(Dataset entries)
## begin
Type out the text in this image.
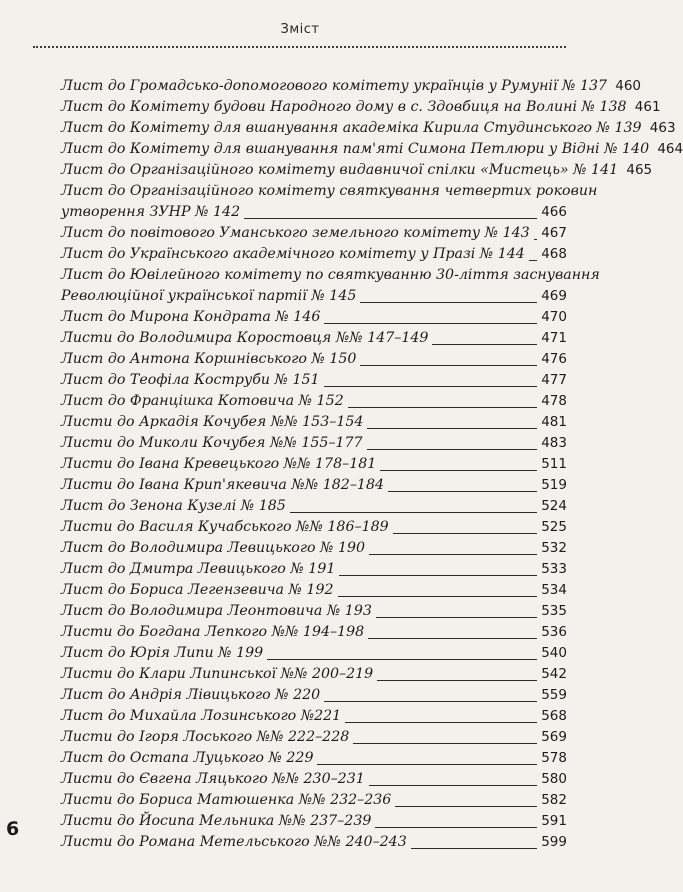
Зміст
Лист до Громадсько-допомогового комітету українців у Румунії № 137 460
Лист до Комітету будови Народного дому в с. Здовбиця на Волині № 138 461
Лист до Комітету для вшанування академіка Кирила Студинського № 139 463
Лист до Комітету для вшанування пам'яті Симона Петлюри у Відні № 140 464
Лист до Організаційного комітету видавничої спілки «Мистець» № 141 465
Лист до Організаційного комітету святкування четвертих роковин
утворення ЗУНР № 142	466
Лист до повітового Уманського земельного комітету № 143 467
Лист до Українського академічного комітету у Празі № 144	468
Лист до Ювілейного комітету по святкуванню 30-ліття заснування
Революційної української партії № 145	469
Лист до Мирона Кондрата № 146	470
Листи до Володимира Коростовця №№ 147–149	471
Лист до Антона Коршнівського № 150	476
Лист до Теофіла Коструби № 151	477
Лист до Францішка Котовича № 152	478
Листи до Аркадія Кочубея №№ 153–154	481
Листи до Миколи Кочубея №№ 155–177	483
Листи до Івана Кревецького №№ 178–181	511
Листи до Івана Крип'якевича №№ 182–184	519
Лист до Зенона Кузелі № 185	524
Листи до Василя Кучабського №№ 186–189	525
Лист до Володимира Левицького № 190	532
Лист до Дмитра Левицького № 191	533
Лист до Бориса Легензевича № 192	534
Лист до Володимира Леонтовича № 193	535
Листи до Богдана Лепкого №№ 194–198	536
Лист до Юрія Липи № 199	540
Листи до Клари Липинської №№ 200–219	542
Лист до Андрія Лівицького № 220	559
Лист до Михайла Лозинського №221	568
Листи до Ігоря Лоського №№ 222–228	569
Лист до Остапа Луцького № 229	578
Листи до Євгена Ляцького №№ 230–231	580
Листи до Бориса Матюшенка №№ 232–236	582
Листи до Йосипа Мельника №№ 237–239	591
Листи до Романа Метельського №№ 240–243	599
6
## end
**Exercise instructions:** Go through the listing above and locate each line that holds the word "Володимира". Copy those lines.

**Problem solution:**
Листи до Володимира Коростовця №№ 147–149	471
Лист до Володимира Левицького № 190	532
Лист до Володимира Леонтовича № 193	535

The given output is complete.